Say how many lines contain "будет"; the answer is the number alone.
___ EXERCISE MATERIALS ___
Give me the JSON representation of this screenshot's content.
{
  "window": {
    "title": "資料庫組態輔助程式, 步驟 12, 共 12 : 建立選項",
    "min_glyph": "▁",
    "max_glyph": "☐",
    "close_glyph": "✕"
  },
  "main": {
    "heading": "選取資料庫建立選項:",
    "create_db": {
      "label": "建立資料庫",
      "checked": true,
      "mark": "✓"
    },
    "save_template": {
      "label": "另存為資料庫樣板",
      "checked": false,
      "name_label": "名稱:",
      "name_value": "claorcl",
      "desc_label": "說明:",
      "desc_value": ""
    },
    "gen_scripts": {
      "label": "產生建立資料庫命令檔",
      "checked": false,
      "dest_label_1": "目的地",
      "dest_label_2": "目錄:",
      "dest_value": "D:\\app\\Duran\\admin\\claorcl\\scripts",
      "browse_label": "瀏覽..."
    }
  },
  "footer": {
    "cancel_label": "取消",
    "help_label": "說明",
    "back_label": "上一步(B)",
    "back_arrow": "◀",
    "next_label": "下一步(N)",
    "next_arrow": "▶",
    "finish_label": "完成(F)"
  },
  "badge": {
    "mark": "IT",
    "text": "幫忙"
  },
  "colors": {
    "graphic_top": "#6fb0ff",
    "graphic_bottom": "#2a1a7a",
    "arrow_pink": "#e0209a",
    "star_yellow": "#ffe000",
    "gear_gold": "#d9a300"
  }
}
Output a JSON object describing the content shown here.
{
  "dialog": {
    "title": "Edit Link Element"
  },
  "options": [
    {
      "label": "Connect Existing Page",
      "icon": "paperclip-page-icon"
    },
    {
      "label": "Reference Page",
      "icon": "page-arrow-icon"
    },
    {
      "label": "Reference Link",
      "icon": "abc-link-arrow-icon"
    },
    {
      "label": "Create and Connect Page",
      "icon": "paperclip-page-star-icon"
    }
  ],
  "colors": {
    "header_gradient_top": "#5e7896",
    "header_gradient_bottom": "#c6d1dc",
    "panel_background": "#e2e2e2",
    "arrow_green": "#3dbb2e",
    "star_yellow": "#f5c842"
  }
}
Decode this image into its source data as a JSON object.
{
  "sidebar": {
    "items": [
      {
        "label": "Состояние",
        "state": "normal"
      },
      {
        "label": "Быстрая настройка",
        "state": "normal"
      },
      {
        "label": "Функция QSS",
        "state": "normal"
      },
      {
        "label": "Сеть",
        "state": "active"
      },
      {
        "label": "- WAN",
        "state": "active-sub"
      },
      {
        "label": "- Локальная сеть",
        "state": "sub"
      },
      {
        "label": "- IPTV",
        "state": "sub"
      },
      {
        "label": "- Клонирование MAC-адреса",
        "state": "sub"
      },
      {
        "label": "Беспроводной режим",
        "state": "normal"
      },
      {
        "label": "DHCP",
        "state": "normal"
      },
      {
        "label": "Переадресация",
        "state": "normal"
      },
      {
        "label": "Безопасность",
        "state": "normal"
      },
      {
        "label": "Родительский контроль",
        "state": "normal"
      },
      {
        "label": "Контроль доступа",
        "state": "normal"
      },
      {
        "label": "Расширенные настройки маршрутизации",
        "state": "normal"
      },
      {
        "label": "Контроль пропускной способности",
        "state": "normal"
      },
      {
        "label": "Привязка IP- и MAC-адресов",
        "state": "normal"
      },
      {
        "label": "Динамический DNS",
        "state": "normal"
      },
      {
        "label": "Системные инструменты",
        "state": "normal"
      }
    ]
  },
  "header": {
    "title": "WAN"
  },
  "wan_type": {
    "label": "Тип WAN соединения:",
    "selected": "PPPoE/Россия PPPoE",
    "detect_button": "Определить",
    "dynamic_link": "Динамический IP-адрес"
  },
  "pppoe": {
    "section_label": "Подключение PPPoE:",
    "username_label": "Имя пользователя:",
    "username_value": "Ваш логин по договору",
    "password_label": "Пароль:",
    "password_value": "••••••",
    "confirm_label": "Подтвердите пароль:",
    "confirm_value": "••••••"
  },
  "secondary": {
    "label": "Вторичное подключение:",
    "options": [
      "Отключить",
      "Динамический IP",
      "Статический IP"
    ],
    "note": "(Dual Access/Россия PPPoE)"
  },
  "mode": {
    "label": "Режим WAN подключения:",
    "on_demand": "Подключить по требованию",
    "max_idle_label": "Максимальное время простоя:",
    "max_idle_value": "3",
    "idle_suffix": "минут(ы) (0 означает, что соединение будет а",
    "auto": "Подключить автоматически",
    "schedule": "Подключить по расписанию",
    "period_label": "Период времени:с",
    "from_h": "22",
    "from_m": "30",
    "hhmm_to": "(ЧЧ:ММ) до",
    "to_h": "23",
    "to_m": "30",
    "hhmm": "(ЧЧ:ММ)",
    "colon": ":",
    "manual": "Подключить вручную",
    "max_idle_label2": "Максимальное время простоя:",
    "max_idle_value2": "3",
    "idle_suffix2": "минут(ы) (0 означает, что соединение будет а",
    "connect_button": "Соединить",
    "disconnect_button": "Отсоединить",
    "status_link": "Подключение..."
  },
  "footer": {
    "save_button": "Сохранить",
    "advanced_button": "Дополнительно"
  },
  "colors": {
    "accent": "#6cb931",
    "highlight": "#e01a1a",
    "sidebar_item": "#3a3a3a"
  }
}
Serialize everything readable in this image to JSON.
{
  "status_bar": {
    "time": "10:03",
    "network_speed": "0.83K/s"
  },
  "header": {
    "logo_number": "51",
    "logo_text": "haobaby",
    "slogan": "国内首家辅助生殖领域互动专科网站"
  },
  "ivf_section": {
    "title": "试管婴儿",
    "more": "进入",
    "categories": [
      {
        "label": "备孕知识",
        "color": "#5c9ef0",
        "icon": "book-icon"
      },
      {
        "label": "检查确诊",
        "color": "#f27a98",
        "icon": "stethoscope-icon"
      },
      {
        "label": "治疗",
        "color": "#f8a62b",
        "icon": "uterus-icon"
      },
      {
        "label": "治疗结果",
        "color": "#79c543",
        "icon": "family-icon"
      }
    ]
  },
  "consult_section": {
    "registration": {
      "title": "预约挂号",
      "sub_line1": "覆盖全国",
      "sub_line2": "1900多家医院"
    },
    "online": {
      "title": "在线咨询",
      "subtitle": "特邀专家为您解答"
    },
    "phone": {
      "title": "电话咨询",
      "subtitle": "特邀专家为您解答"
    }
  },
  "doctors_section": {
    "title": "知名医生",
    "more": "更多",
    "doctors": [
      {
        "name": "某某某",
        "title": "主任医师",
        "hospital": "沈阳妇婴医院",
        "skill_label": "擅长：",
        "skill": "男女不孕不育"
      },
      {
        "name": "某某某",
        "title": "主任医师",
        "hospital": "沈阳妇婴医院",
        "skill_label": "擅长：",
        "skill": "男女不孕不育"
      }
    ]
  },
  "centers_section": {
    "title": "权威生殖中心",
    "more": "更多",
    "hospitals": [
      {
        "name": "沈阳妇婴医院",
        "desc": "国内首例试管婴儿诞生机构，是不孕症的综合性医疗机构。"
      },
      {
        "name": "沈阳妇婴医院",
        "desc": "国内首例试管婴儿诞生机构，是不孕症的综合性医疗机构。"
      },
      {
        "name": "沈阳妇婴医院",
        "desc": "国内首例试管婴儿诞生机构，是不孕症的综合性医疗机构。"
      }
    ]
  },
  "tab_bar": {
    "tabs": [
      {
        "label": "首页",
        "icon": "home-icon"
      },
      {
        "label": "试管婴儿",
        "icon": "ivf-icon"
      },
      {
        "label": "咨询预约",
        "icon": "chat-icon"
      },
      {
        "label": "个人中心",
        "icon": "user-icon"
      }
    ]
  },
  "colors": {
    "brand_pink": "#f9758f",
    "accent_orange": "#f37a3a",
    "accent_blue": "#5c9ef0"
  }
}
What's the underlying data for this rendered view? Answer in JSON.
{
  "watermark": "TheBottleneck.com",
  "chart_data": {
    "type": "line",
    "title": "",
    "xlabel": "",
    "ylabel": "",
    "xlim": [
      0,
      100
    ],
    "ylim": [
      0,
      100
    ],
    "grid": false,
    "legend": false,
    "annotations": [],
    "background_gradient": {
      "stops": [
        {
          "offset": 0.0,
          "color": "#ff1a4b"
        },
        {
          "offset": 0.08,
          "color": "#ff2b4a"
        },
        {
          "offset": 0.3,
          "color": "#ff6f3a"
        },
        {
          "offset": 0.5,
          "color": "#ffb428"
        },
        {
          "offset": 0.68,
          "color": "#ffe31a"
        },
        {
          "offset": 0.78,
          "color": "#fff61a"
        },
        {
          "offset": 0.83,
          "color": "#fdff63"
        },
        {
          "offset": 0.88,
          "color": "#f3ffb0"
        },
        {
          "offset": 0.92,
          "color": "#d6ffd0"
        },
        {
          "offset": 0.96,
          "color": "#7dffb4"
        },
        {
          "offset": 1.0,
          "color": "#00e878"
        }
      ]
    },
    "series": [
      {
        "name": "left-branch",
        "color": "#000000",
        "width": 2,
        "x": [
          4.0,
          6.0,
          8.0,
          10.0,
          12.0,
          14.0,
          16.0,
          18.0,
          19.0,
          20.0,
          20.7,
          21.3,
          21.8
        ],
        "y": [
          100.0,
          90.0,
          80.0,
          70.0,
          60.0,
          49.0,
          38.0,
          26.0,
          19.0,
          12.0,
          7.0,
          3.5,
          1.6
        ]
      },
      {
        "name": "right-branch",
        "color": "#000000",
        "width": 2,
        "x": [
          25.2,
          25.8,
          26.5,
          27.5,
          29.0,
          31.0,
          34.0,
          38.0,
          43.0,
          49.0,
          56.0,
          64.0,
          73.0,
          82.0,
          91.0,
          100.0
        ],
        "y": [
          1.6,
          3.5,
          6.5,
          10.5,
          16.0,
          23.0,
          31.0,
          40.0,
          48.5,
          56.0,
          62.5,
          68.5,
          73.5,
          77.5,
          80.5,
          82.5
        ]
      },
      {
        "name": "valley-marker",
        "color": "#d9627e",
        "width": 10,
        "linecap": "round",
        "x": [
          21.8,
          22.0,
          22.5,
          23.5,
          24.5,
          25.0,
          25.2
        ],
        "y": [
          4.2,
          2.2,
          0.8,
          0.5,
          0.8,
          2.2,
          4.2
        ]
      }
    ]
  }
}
___
■ **OUTPUT FOR THIS TASK**
2